(Dataset entries on figures)
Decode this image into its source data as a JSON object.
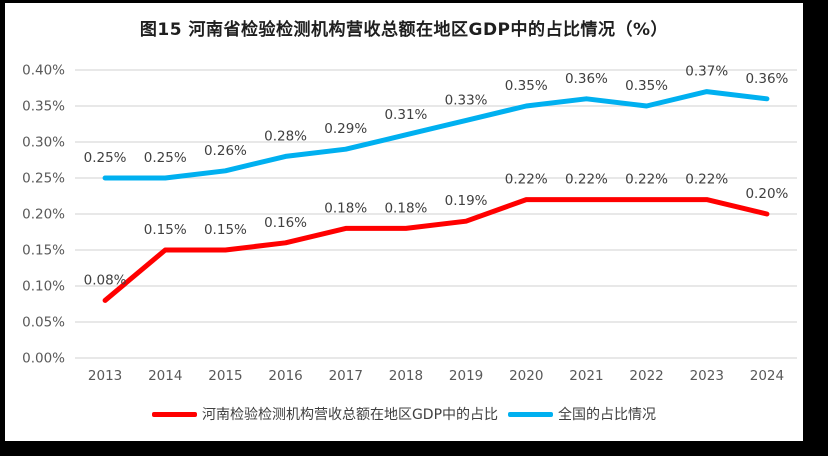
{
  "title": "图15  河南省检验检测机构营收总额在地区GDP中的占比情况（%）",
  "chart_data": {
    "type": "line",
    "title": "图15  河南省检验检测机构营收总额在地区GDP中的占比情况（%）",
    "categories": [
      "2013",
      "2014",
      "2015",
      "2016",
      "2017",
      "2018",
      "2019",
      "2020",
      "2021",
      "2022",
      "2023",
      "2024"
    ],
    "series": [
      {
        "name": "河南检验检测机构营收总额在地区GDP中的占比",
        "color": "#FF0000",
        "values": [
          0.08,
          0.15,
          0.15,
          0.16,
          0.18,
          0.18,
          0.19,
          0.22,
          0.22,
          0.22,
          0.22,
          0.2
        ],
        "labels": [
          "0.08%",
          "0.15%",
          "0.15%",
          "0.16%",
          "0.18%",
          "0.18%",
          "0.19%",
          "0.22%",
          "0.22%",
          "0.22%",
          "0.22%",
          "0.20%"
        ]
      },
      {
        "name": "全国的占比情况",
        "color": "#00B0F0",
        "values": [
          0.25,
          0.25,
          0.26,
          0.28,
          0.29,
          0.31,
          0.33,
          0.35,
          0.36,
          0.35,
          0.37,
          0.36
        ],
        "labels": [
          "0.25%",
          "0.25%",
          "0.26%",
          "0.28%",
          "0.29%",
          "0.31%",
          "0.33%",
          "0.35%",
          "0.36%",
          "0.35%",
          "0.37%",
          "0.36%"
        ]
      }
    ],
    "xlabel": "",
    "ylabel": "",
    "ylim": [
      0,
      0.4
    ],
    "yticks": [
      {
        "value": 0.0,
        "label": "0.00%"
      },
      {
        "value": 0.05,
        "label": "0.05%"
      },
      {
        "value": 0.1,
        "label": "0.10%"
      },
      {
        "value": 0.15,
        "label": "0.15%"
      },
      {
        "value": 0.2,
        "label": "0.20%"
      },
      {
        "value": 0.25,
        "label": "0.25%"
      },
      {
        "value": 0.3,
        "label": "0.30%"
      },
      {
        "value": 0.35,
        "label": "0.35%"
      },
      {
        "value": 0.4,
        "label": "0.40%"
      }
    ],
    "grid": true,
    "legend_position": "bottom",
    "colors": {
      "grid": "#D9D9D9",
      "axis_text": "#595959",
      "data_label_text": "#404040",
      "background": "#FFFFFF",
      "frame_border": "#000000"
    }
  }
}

▶ **The task**
Transcribe all entries above exactly. Drop the pictures.

▶ **Result**
Decode this image into its source data as a JSON object.
{
  "title": "图15  河南省检验检测机构营收总额在地区GDP中的占比情况（%）",
  "chart_data": {
    "type": "line",
    "title": "图15  河南省检验检测机构营收总额在地区GDP中的占比情况（%）",
    "categories": [
      "2013",
      "2014",
      "2015",
      "2016",
      "2017",
      "2018",
      "2019",
      "2020",
      "2021",
      "2022",
      "2023",
      "2024"
    ],
    "series": [
      {
        "name": "河南检验检测机构营收总额在地区GDP中的占比",
        "color": "#FF0000",
        "values": [
          0.08,
          0.15,
          0.15,
          0.16,
          0.18,
          0.18,
          0.19,
          0.22,
          0.22,
          0.22,
          0.22,
          0.2
        ],
        "labels": [
          "0.08%",
          "0.15%",
          "0.15%",
          "0.16%",
          "0.18%",
          "0.18%",
          "0.19%",
          "0.22%",
          "0.22%",
          "0.22%",
          "0.22%",
          "0.20%"
        ]
      },
      {
        "name": "全国的占比情况",
        "color": "#00B0F0",
        "values": [
          0.25,
          0.25,
          0.26,
          0.28,
          0.29,
          0.31,
          0.33,
          0.35,
          0.36,
          0.35,
          0.37,
          0.36
        ],
        "labels": [
          "0.25%",
          "0.25%",
          "0.26%",
          "0.28%",
          "0.29%",
          "0.31%",
          "0.33%",
          "0.35%",
          "0.36%",
          "0.35%",
          "0.37%",
          "0.36%"
        ]
      }
    ],
    "xlabel": "",
    "ylabel": "",
    "ylim": [
      0,
      0.4
    ],
    "yticks": [
      {
        "value": 0.0,
        "label": "0.00%"
      },
      {
        "value": 0.05,
        "label": "0.05%"
      },
      {
        "value": 0.1,
        "label": "0.10%"
      },
      {
        "value": 0.15,
        "label": "0.15%"
      },
      {
        "value": 0.2,
        "label": "0.20%"
      },
      {
        "value": 0.25,
        "label": "0.25%"
      },
      {
        "value": 0.3,
        "label": "0.30%"
      },
      {
        "value": 0.35,
        "label": "0.35%"
      },
      {
        "value": 0.4,
        "label": "0.40%"
      }
    ],
    "grid": true,
    "legend_position": "bottom",
    "colors": {
      "grid": "#D9D9D9",
      "axis_text": "#595959",
      "data_label_text": "#404040",
      "background": "#FFFFFF",
      "frame_border": "#000000"
    }
  }
}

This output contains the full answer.